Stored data
____________
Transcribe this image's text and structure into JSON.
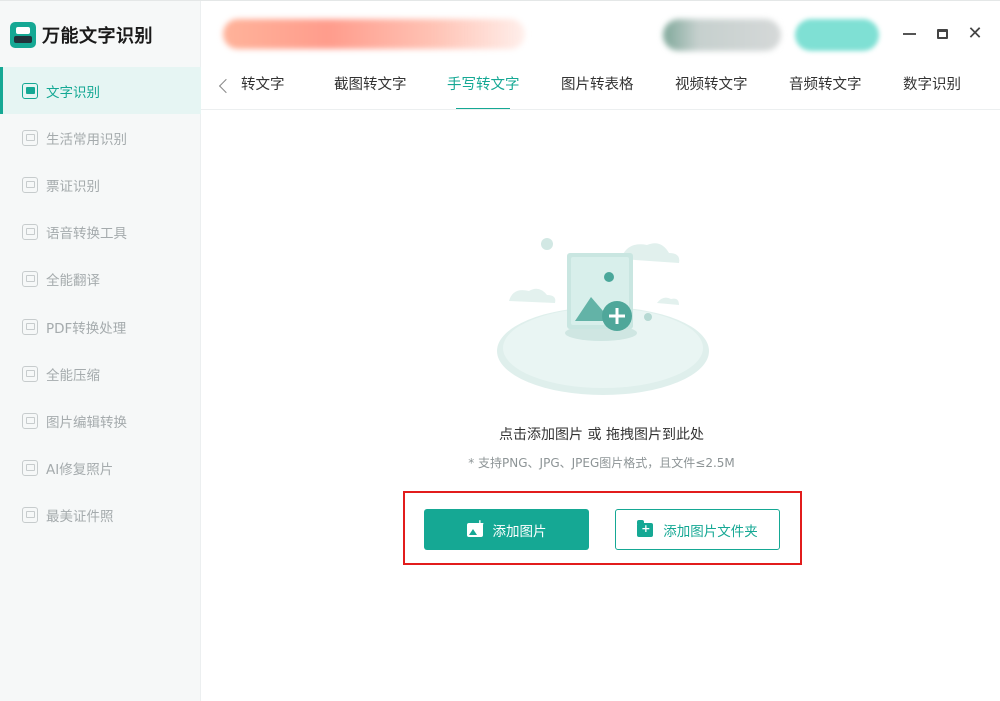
{
  "app": {
    "title": "万能文字识别"
  },
  "sidebar": {
    "items": [
      {
        "label": "文字识别",
        "icon": "ocr-icon",
        "active": true
      },
      {
        "label": "生活常用识别",
        "icon": "life-scan-icon",
        "active": false
      },
      {
        "label": "票证识别",
        "icon": "ticket-scan-icon",
        "active": false
      },
      {
        "label": "语音转换工具",
        "icon": "voice-convert-icon",
        "active": false
      },
      {
        "label": "全能翻译",
        "icon": "translate-icon",
        "active": false
      },
      {
        "label": "PDF转换处理",
        "icon": "pdf-icon",
        "active": false
      },
      {
        "label": "全能压缩",
        "icon": "compress-icon",
        "active": false
      },
      {
        "label": "图片编辑转换",
        "icon": "image-edit-icon",
        "active": false
      },
      {
        "label": "AI修复照片",
        "icon": "ai-repair-icon",
        "active": false
      },
      {
        "label": "最美证件照",
        "icon": "id-photo-icon",
        "active": false
      }
    ]
  },
  "tabs": {
    "items": [
      {
        "label": "转文字",
        "active": false
      },
      {
        "label": "截图转文字",
        "active": false
      },
      {
        "label": "手写转文字",
        "active": true
      },
      {
        "label": "图片转表格",
        "active": false
      },
      {
        "label": "视频转文字",
        "active": false
      },
      {
        "label": "音频转文字",
        "active": false
      },
      {
        "label": "数字识别",
        "active": false
      }
    ]
  },
  "upload": {
    "hint": "点击添加图片 或 拖拽图片到此处",
    "sub_hint": "* 支持PNG、JPG、JPEG图片格式，且文件≤2.5M",
    "add_image_label": "添加图片",
    "add_folder_label": "添加图片文件夹"
  },
  "colors": {
    "accent": "#15a894",
    "highlight": "#e21c1c",
    "sidebar_bg": "#f6f8f8",
    "muted_text": "#a5abad"
  }
}
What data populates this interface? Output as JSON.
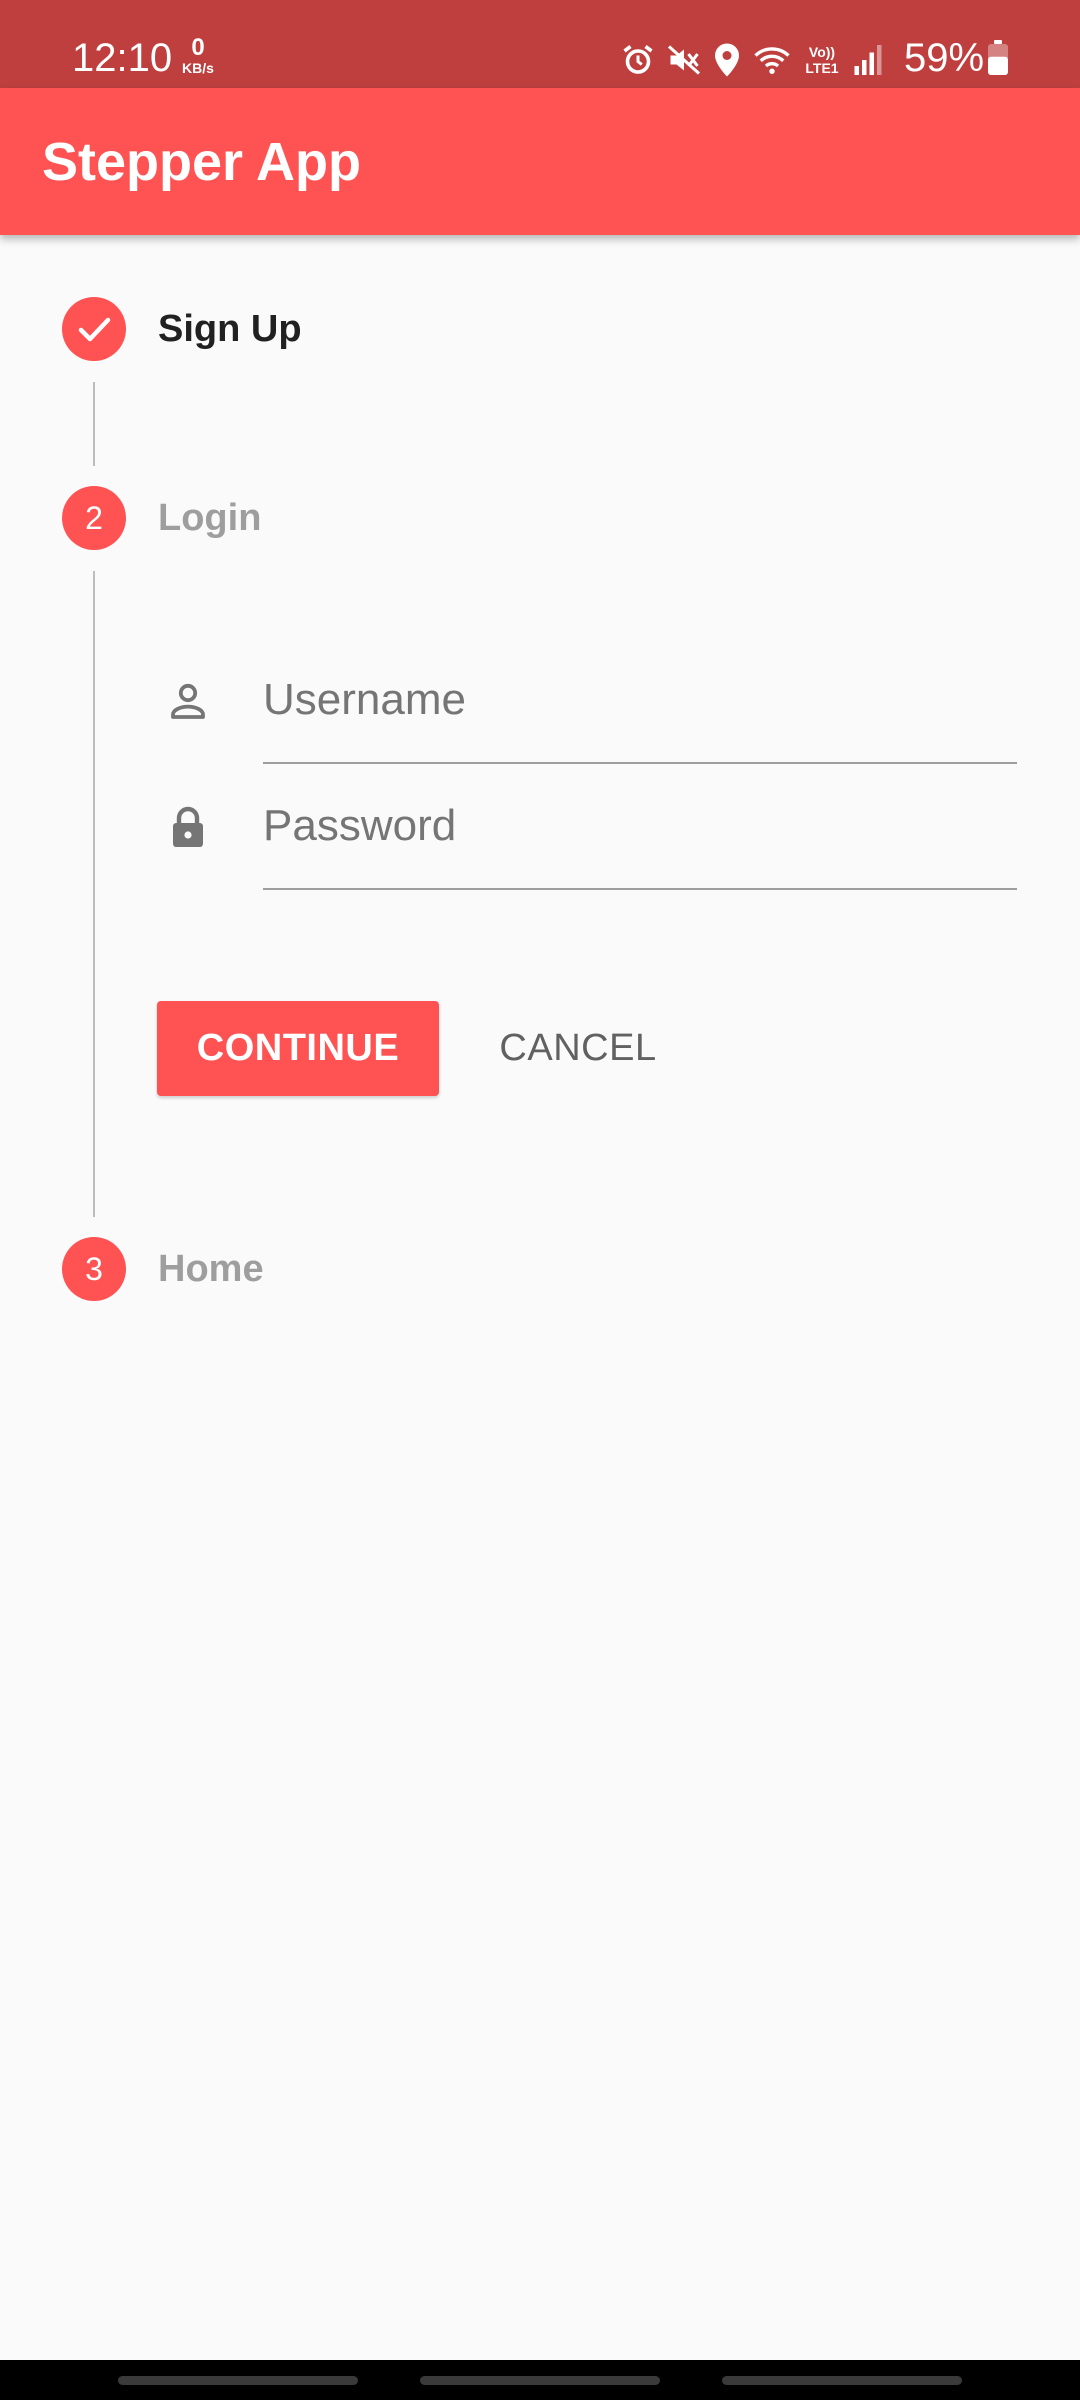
{
  "status_bar": {
    "time": "12:10",
    "net_speed_value": "0",
    "net_speed_unit": "KB/s",
    "volte_label": "Vo)) LTE1",
    "battery_percent": "59%",
    "battery_level": 0.59,
    "icons": [
      "alarm-icon",
      "vibrate-mute-icon",
      "location-icon",
      "wifi-icon",
      "volte-icon",
      "signal-icon",
      "battery-icon"
    ]
  },
  "app_bar": {
    "title": "Stepper App"
  },
  "stepper": {
    "steps": [
      {
        "number": "1",
        "title": "Sign Up",
        "state": "complete"
      },
      {
        "number": "2",
        "title": "Login",
        "state": "active"
      },
      {
        "number": "3",
        "title": "Home",
        "state": "inactive"
      }
    ]
  },
  "login_form": {
    "username_placeholder": "Username",
    "password_placeholder": "Password",
    "username_value": "",
    "password_value": ""
  },
  "controls": {
    "continue_label": "CONTINUE",
    "cancel_label": "CANCEL"
  },
  "theme": {
    "accent": "#ff5252",
    "status_bar": "#bf3f3f",
    "background": "#fafafa"
  }
}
____________
◆ **WRITTEN INSTRUCTION**
Copy, from the material above, each line in which the string "JSON" occurs.

◆ **RESULT FOR THIS TASK**
Transcribe this image's text and structure into JSON.
What data populates this interface? Output as JSON.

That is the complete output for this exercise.